• _Instruction_: Repeat every line below exactly, word for word.

[Stored data]

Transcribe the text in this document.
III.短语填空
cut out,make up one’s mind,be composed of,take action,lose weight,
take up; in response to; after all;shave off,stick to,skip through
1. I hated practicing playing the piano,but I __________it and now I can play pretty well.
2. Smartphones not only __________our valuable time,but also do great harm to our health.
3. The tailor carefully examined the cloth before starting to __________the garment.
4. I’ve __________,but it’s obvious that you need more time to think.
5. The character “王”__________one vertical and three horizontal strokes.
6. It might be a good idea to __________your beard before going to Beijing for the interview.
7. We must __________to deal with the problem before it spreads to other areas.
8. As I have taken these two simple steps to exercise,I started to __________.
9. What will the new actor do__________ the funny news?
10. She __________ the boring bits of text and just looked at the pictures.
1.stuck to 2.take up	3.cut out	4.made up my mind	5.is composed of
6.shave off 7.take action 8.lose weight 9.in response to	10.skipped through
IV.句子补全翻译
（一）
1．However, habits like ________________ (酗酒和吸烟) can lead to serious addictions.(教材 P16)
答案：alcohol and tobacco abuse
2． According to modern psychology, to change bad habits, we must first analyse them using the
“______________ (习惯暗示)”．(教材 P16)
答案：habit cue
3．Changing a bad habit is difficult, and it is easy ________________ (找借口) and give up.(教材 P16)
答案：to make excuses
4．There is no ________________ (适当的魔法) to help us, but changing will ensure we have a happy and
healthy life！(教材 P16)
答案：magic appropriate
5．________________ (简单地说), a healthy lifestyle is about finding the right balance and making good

• _In response_:
Transcribe the text in this document.
III.短语填空
cut out,make up one’s mind,be composed of,take action,lose weight,
take up; in response to; after all;shave off,stick to,skip through
1. I hated practicing playing the piano,but I __________it and now I can play pretty well.
2. Smartphones not only __________our valuable time,but also do great harm to our health.
3. The tailor carefully examined the cloth before starting to __________the garment.
4. I’ve __________,but it’s obvious that you need more time to think.
5. The character “王”__________one vertical and three horizontal strokes.
6. It might be a good idea to __________your beard before going to Beijing for the interview.
7. We must __________to deal with the problem before it spreads to other areas.
8. As I have taken these two simple steps to exercise,I started to __________.
9. What will the new actor do__________ the funny news?
10. She __________ the boring bits of text and just looked at the pictures.
1.stuck to 2.take up	3.cut out	4.made up my mind	5.is composed of
6.shave off 7.take action 8.lose weight 9.in response to	10.skipped through
IV.句子补全翻译
（一）
1．However, habits like ________________ (酗酒和吸烟) can lead to serious addictions.(教材 P16)
答案：alcohol and tobacco abuse
2． According to modern psychology, to change bad habits, we must first analyse them using the
“______________ (习惯暗示)”．(教材 P16)
答案：habit cue
3．Changing a bad habit is difficult, and it is easy ________________ (找借口) and give up.(教材 P16)
答案：to make excuses
4．There is no ________________ (适当的魔法) to help us, but changing will ensure we have a happy and
healthy life！(教材 P16)
答案：magic appropriate
5．________________ (简单地说), a healthy lifestyle is about finding the right balance and making good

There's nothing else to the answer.